>> Start TASK INPUT

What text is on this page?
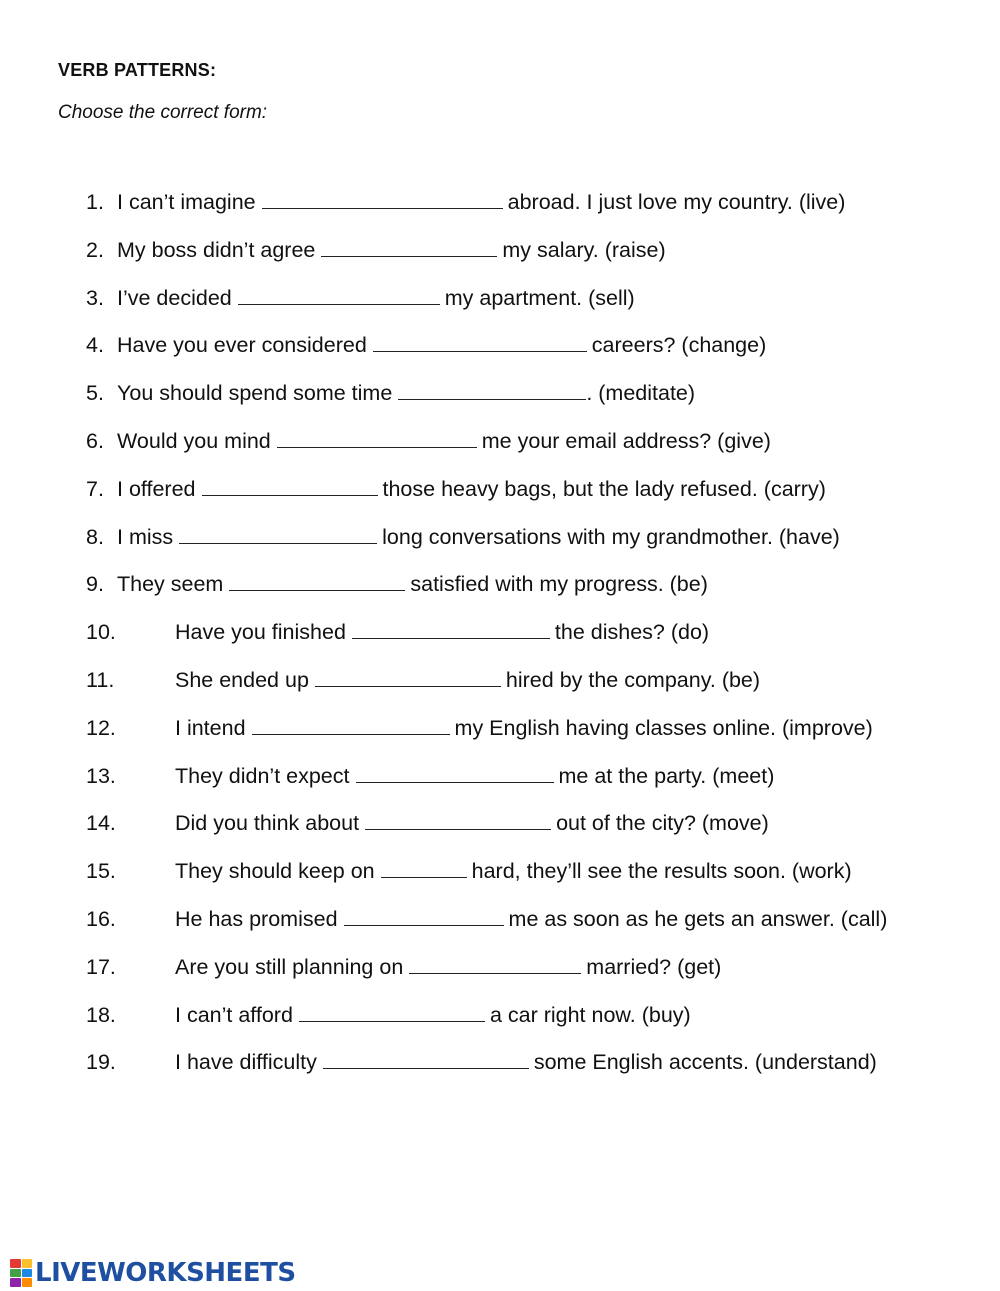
VERB PATTERNS:
Choose the correct form:
1. I can’t imagine	abroad. I just love my country. (live)
2. My boss didn’t agree	my salary. (raise)
3. I’ve decided	my apartment. (sell)
4. Have you ever considered	careers? (change)
5. You should spend some time	. (meditate)
6. Would you mind	me your email address? (give)
7. I offered	those heavy bags, but the lady refused. (carry)
8. I miss	long conversations with my grandmother. (have)
9. They seem	satisfied with my progress. (be)
10.	Have you finished	the dishes? (do)
11.	She ended up	hired by the company. (be)
12.	I intend	my English having classes online. (improve)
13.	They didn’t expect	me at the party. (meet)
14.	Did you think about	out of the city? (move)
15.	They should keep on	hard, they’ll see the results soon. (work)
16.	He has promised	me as soon as he gets an answer. (call)
17.	Are you still planning on	married? (get)
18.	I can’t afford	a car right now. (buy)
19.	I have difficulty	some English accents. (understand)
LIVEWORKSHEETS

>> End TASK INPUT

Output the records above exactly as they are, leaving out the pictures.

What text is on this page?
VERB PATTERNS:
Choose the correct form:
1. I can’t imagine	abroad. I just love my country. (live)
2. My boss didn’t agree	my salary. (raise)
3. I’ve decided	my apartment. (sell)
4. Have you ever considered	careers? (change)
5. You should spend some time	. (meditate)
6. Would you mind	me your email address? (give)
7. I offered	those heavy bags, but the lady refused. (carry)
8. I miss	long conversations with my grandmother. (have)
9. They seem	satisfied with my progress. (be)
10.	Have you finished	the dishes? (do)
11.	She ended up	hired by the company. (be)
12.	I intend	my English having classes online. (improve)
13.	They didn’t expect	me at the party. (meet)
14.	Did you think about	out of the city? (move)
15.	They should keep on	hard, they’ll see the results soon. (work)
16.	He has promised	me as soon as he gets an answer. (call)
17.	Are you still planning on	married? (get)
18.	I can’t afford	a car right now. (buy)
19.	I have difficulty	some English accents. (understand)
LIVEWORKSHEETS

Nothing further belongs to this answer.